Stored dataset items
━━━━

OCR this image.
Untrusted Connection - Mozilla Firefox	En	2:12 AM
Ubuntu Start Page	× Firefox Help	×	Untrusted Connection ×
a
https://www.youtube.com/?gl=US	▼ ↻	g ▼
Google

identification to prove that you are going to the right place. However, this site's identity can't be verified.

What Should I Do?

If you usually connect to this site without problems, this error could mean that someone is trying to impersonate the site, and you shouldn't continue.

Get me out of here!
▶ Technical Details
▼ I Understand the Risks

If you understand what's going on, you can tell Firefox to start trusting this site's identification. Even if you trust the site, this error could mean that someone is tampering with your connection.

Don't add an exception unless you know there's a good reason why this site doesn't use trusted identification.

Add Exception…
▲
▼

━━━━

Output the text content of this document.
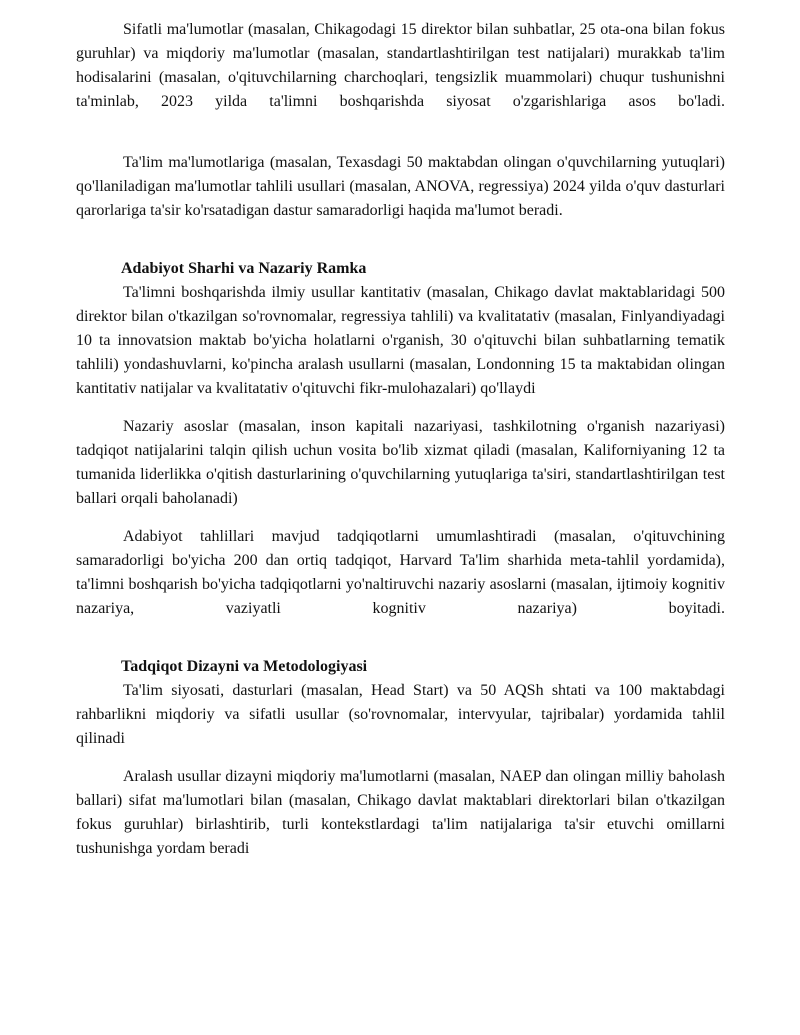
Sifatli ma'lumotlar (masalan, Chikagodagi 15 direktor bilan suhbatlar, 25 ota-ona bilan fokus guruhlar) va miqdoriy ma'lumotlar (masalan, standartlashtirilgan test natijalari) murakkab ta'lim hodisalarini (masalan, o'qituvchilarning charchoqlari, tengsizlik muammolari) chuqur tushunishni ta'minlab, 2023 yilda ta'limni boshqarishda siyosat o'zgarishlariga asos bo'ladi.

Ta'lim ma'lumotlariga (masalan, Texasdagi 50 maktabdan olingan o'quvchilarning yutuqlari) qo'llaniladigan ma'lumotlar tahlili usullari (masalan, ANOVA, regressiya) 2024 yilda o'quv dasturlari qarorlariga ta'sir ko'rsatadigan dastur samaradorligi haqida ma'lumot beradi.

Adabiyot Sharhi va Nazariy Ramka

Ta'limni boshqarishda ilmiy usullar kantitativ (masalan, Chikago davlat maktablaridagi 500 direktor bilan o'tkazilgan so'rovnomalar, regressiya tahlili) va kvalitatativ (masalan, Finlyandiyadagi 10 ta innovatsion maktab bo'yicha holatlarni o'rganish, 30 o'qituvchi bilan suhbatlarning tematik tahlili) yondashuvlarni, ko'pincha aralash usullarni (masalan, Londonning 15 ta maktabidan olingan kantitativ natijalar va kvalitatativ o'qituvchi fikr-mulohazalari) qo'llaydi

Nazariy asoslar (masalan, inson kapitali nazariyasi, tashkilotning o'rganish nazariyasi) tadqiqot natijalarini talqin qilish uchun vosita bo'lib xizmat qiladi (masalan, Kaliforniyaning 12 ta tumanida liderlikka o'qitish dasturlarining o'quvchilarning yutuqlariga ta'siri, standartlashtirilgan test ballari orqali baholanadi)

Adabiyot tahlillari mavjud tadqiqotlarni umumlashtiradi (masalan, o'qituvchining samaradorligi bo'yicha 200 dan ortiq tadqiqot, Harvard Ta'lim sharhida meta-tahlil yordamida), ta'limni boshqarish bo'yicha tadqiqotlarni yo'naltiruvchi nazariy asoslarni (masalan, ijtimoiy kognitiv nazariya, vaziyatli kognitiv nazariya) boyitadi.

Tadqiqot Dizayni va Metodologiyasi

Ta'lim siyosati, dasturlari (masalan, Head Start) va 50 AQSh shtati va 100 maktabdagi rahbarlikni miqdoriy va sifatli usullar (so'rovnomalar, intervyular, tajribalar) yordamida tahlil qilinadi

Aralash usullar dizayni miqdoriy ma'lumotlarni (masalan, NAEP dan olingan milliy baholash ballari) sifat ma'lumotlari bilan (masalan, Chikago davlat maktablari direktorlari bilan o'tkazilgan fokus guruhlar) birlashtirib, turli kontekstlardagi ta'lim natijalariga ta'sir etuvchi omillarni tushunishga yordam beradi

━━━━

From the data above, copy out every line with the string "mean" in it.

If you usually connect to this site without problems, this error could mean that someone is trying to impersonate the site, and you shouldn't continue.
If you understand what's going on, you can tell Firefox to start trusting this site's identification. Even if you trust the site, this error could mean that someone is tampering with your connection.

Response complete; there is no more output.